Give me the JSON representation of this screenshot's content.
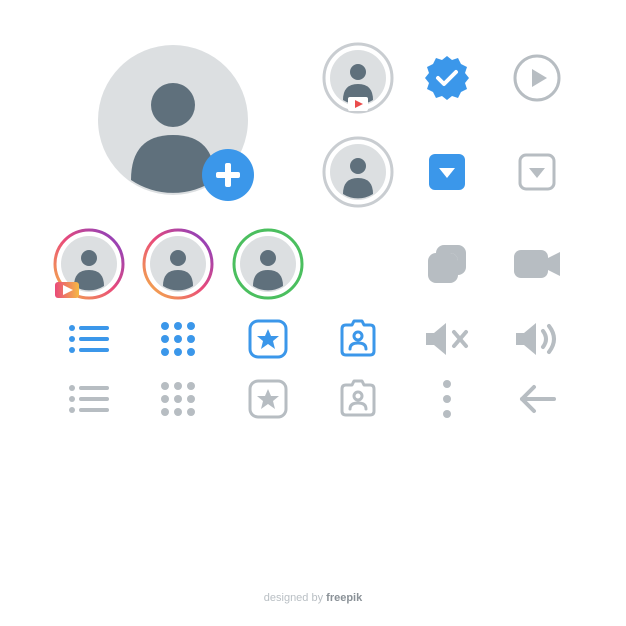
{
  "colors": {
    "avatar_bg": "#dcdfe1",
    "avatar_fill": "#5f707c",
    "blue": "#3b97ea",
    "gray": "#b7bdc2",
    "white": "#ffffff"
  },
  "footer": {
    "prefix": "designed by ",
    "brand": "freepik"
  },
  "icons": [
    "avatar-large-add",
    "avatar-video",
    "verified-badge",
    "play-circle",
    "avatar-plain",
    "dropdown-blue",
    "dropdown-gray",
    "avatar-story-gradient-video",
    "avatar-story-gradient",
    "avatar-story-green",
    "carousel",
    "camera",
    "list-view-blue",
    "grid-view-blue",
    "star-blue",
    "contact-blue",
    "mute",
    "speaker",
    "list-view-gray",
    "grid-view-gray",
    "star-gray",
    "contact-gray",
    "more-vertical",
    "back-arrow"
  ]
}
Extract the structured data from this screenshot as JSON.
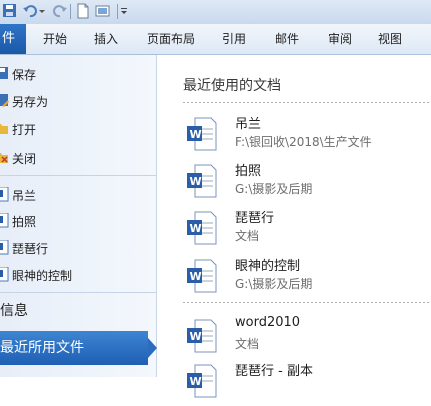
{
  "tabs": {
    "file": "件",
    "items": [
      "开始",
      "插入",
      "页面布局",
      "引用",
      "邮件",
      "审阅",
      "视图"
    ]
  },
  "nav": {
    "items": [
      {
        "label": "保存",
        "icon": "save-icon"
      },
      {
        "label": "另存为",
        "icon": "save-as-icon"
      },
      {
        "label": "打开",
        "icon": "open-folder-icon"
      },
      {
        "label": "关闭",
        "icon": "close-doc-icon"
      }
    ],
    "recent_docs": [
      {
        "label": "吊兰",
        "icon": "word-doc-icon"
      },
      {
        "label": "拍照",
        "icon": "word-doc-icon"
      },
      {
        "label": "琵琶行",
        "icon": "word-doc-icon"
      },
      {
        "label": "眼神的控制",
        "icon": "word-doc-icon"
      }
    ],
    "info": "信息",
    "recent": "最近所用文件"
  },
  "main": {
    "heading": "最近使用的文档",
    "docs": [
      {
        "name": "吊兰",
        "path": "F:\\银回收\\2018\\生产文件"
      },
      {
        "name": "拍照",
        "path": "G:\\摄影及后期"
      },
      {
        "name": "琵琶行",
        "path": "文档"
      },
      {
        "name": "眼神的控制",
        "path": "G:\\摄影及后期"
      },
      {
        "name": "word2010",
        "path": "文档"
      },
      {
        "name": "琵琶行 - 副本",
        "path": ""
      }
    ]
  },
  "colors": {
    "accent": "#1f5fb4",
    "ribbon": "#dde8f5"
  }
}
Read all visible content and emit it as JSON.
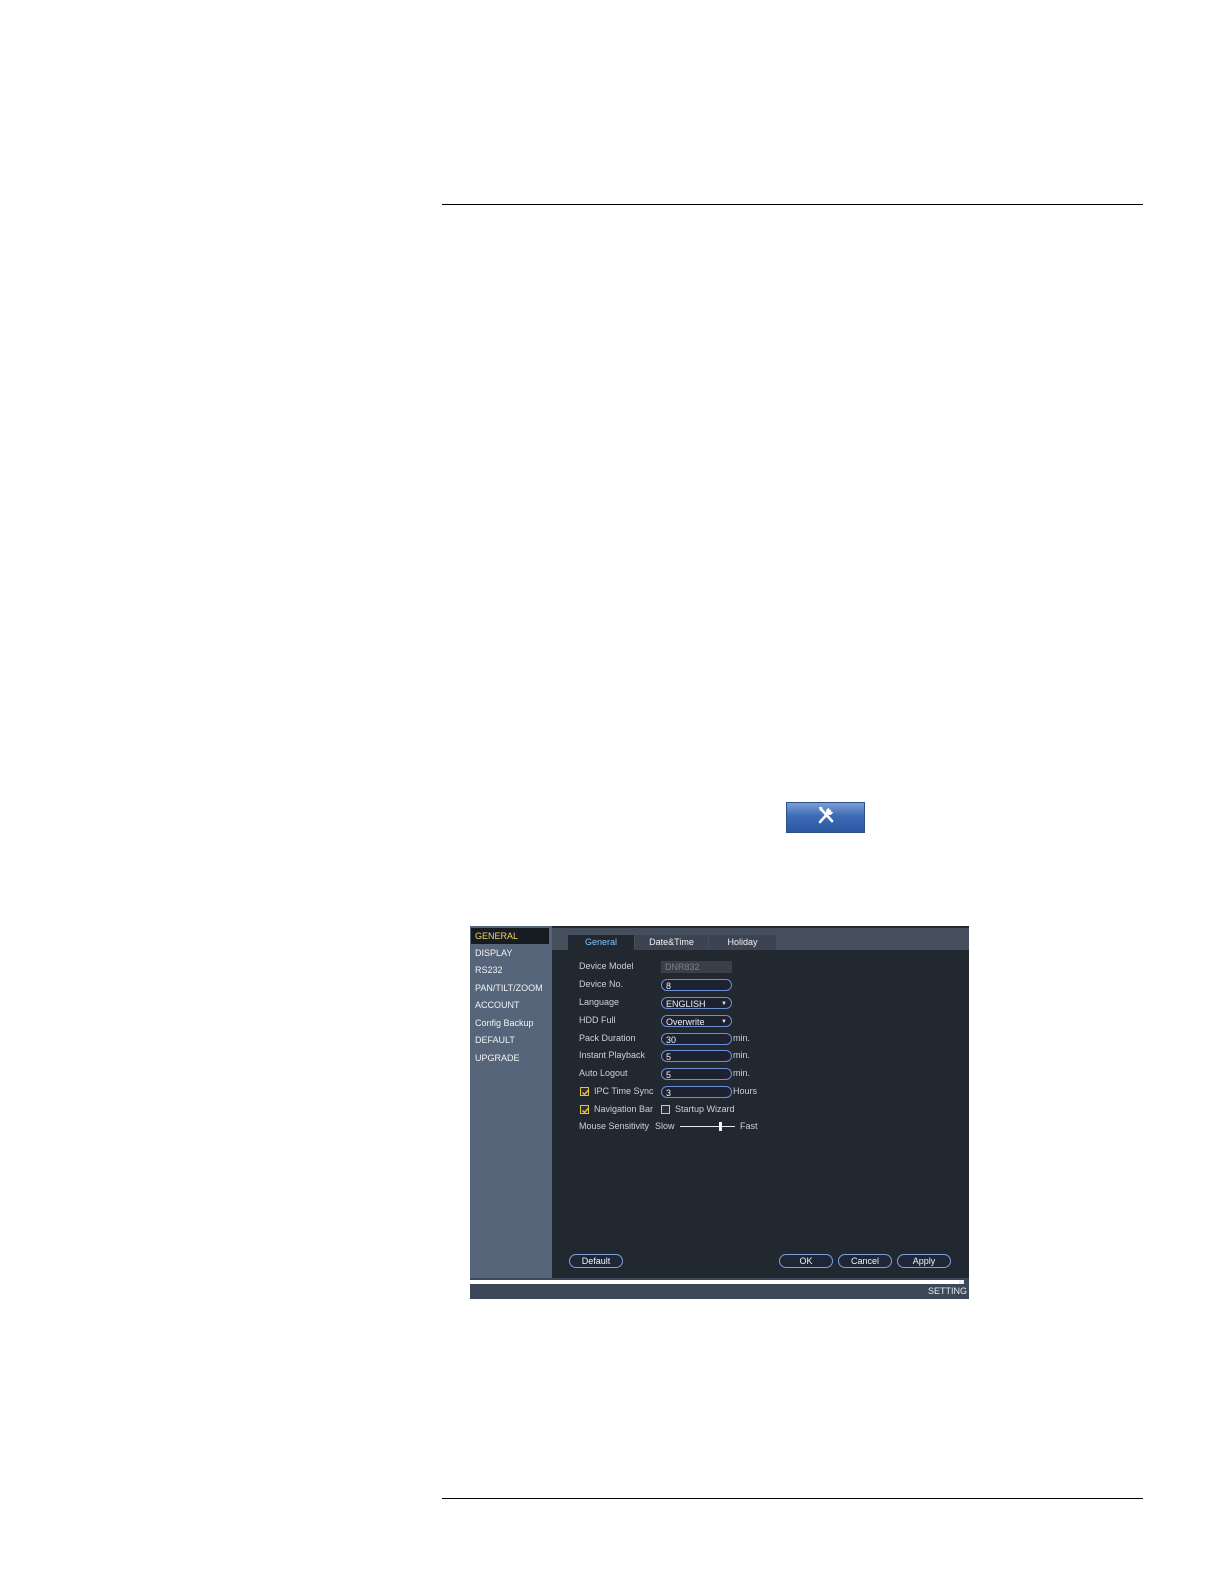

————————

TASK:
Reproduce every entry word for word, but skip any pictures.

ANSWER BELOW:
Give me the JSON representation of this screenshot's content.
{
  "colors": {
    "avatar_bg": "#dcdfe1",
    "avatar_fill": "#5f707c",
    "blue": "#3b97ea",
    "gray": "#b7bdc2",
    "white": "#ffffff"
  },
  "footer": {
    "prefix": "designed by ",
    "brand": "freepik"
  },
  "icons": [
    "avatar-large-add",
    "avatar-video",
    "verified-badge",
    "play-circle",
    "avatar-plain",
    "dropdown-blue",
    "dropdown-gray",
    "avatar-story-gradient-video",
    "avatar-story-gradient",
    "avatar-story-green",
    "carousel",
    "camera",
    "list-view-blue",
    "grid-view-blue",
    "star-blue",
    "contact-blue",
    "mute",
    "speaker",
    "list-view-gray",
    "grid-view-gray",
    "star-gray",
    "contact-gray",
    "more-vertical",
    "back-arrow"
  ]
}
Extract the structured data from this screenshot as JSON.
{
  "tabs": {
    "file": "件",
    "items": [
      "开始",
      "插入",
      "页面布局",
      "引用",
      "邮件",
      "审阅",
      "视图"
    ]
  },
  "nav": {
    "items": [
      {
        "label": "保存",
        "icon": "save-icon"
      },
      {
        "label": "另存为",
        "icon": "save-as-icon"
      },
      {
        "label": "打开",
        "icon": "open-folder-icon"
      },
      {
        "label": "关闭",
        "icon": "close-doc-icon"
      }
    ],
    "recent_docs": [
      {
        "label": "吊兰",
        "icon": "word-doc-icon"
      },
      {
        "label": "拍照",
        "icon": "word-doc-icon"
      },
      {
        "label": "琵琶行",
        "icon": "word-doc-icon"
      },
      {
        "label": "眼神的控制",
        "icon": "word-doc-icon"
      }
    ],
    "info": "信息",
    "recent": "最近所用文件"
  },
  "main": {
    "heading": "最近使用的文档",
    "docs": [
      {
        "name": "吊兰",
        "path": "F:\\银回收\\2018\\生产文件"
      },
      {
        "name": "拍照",
        "path": "G:\\摄影及后期"
      },
      {
        "name": "琵琶行",
        "path": "文档"
      },
      {
        "name": "眼神的控制",
        "path": "G:\\摄影及后期"
      },
      {
        "name": "word2010",
        "path": "文档"
      },
      {
        "name": "琵琶行 - 副本",
        "path": ""
      }
    ]
  },
  "colors": {
    "accent": "#1f5fb4",
    "ribbon": "#dde8f5"
  }
}
Read all visible content and emit it as JSON.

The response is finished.